[EXERCISE]
Go through the material below and copy each line where the word "flag" appears.

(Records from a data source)
____________________
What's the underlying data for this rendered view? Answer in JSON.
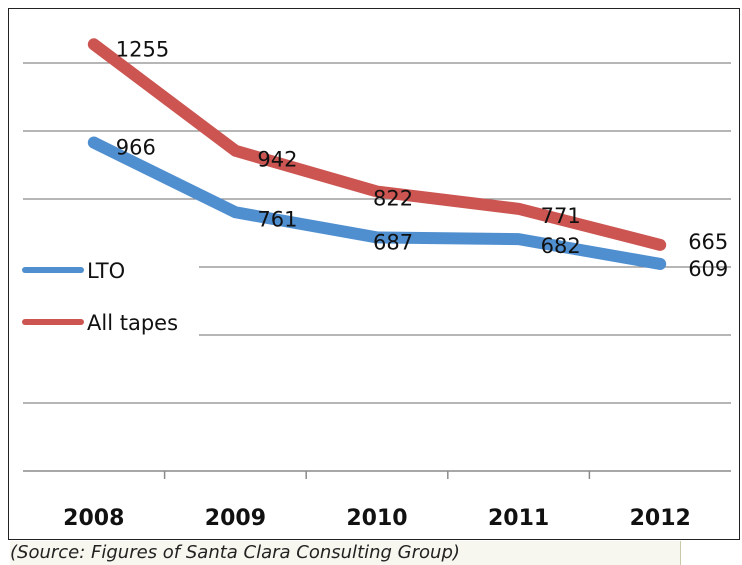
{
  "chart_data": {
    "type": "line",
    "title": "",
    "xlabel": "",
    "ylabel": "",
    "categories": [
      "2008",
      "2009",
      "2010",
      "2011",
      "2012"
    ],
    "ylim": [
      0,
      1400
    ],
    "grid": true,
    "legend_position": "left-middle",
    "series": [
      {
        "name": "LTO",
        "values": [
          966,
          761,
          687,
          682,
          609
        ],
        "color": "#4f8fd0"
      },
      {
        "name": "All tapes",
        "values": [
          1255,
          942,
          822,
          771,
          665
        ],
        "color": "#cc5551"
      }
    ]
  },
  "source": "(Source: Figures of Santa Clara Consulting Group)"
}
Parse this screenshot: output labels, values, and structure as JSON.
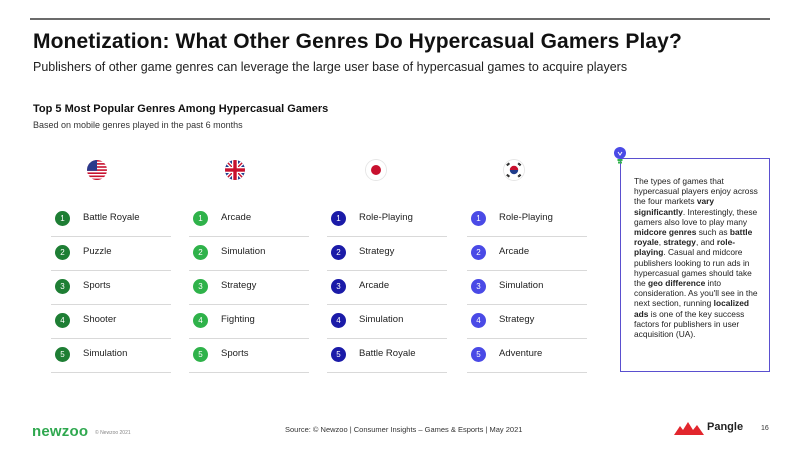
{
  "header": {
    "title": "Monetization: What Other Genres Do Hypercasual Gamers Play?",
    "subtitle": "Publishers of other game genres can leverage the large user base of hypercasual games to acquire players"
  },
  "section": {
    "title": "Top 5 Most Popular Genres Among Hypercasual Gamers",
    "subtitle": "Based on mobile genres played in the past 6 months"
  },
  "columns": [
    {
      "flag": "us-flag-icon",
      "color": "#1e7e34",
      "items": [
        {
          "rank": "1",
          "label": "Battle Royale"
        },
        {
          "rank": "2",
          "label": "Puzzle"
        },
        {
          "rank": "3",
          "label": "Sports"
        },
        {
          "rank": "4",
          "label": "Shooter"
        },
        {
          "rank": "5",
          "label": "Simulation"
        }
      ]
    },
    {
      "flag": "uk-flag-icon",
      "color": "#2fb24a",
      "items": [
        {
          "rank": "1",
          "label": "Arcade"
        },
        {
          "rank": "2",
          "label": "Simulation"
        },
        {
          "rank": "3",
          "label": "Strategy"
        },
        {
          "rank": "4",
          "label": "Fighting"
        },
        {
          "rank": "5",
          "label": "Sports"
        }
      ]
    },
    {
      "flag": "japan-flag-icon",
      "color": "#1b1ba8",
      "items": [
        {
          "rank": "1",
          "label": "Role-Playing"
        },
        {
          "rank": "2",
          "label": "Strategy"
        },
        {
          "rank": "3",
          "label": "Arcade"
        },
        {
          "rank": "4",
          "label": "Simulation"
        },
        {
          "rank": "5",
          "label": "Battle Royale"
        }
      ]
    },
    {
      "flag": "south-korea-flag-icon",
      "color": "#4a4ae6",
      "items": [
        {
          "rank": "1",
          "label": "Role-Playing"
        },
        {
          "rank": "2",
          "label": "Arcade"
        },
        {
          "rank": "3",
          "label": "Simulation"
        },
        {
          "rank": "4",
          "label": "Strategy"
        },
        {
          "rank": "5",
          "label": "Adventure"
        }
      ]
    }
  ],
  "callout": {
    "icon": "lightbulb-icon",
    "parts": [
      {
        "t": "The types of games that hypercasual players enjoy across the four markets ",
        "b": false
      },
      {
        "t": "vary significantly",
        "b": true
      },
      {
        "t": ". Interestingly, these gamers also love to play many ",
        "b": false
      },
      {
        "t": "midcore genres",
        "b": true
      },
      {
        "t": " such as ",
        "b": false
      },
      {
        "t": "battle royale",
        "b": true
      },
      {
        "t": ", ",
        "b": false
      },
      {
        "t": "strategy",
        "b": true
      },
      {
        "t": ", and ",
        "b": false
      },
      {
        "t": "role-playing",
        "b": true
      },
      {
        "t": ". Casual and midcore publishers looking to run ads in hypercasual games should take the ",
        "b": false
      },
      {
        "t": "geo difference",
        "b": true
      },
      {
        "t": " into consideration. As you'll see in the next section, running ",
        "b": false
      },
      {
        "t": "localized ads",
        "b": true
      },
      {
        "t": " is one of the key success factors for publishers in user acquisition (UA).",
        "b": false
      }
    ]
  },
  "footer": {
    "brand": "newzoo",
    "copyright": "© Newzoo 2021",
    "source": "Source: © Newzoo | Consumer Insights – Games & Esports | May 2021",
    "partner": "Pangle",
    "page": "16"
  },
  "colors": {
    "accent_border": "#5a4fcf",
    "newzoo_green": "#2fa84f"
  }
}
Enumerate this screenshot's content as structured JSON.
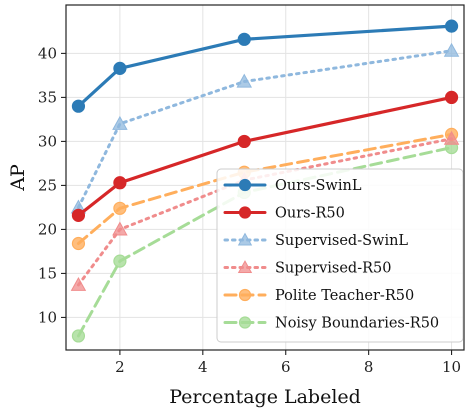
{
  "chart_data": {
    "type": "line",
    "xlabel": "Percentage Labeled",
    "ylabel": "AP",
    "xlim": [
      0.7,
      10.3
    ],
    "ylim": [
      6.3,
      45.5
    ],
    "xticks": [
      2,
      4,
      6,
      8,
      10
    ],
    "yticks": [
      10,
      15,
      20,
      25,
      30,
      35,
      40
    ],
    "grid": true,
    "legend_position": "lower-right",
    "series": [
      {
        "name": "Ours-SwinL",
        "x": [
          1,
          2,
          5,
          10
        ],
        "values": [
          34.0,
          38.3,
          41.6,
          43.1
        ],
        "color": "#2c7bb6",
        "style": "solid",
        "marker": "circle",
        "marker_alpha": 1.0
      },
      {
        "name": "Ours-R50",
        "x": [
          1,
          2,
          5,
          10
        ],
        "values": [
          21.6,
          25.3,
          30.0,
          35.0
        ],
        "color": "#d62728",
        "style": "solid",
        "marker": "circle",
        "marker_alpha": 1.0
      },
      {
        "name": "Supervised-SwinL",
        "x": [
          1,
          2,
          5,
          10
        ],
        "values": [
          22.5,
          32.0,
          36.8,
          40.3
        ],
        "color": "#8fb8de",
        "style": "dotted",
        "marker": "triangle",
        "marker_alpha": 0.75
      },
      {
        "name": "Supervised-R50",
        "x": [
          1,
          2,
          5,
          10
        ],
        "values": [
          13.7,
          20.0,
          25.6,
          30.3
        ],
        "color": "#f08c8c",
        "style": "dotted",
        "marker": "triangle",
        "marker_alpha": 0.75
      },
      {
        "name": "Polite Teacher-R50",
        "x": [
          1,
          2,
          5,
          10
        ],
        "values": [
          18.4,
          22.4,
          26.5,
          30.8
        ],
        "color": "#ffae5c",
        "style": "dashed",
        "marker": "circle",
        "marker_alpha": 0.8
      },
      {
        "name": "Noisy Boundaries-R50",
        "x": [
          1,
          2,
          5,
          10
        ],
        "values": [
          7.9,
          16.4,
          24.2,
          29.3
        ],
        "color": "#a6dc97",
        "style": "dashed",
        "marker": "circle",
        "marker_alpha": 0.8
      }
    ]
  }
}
____________________
[RESPONSE]
      "flag": "us-flag-icon",
      "flag": "uk-flag-icon",
      "flag": "japan-flag-icon",
      "flag": "south-korea-flag-icon",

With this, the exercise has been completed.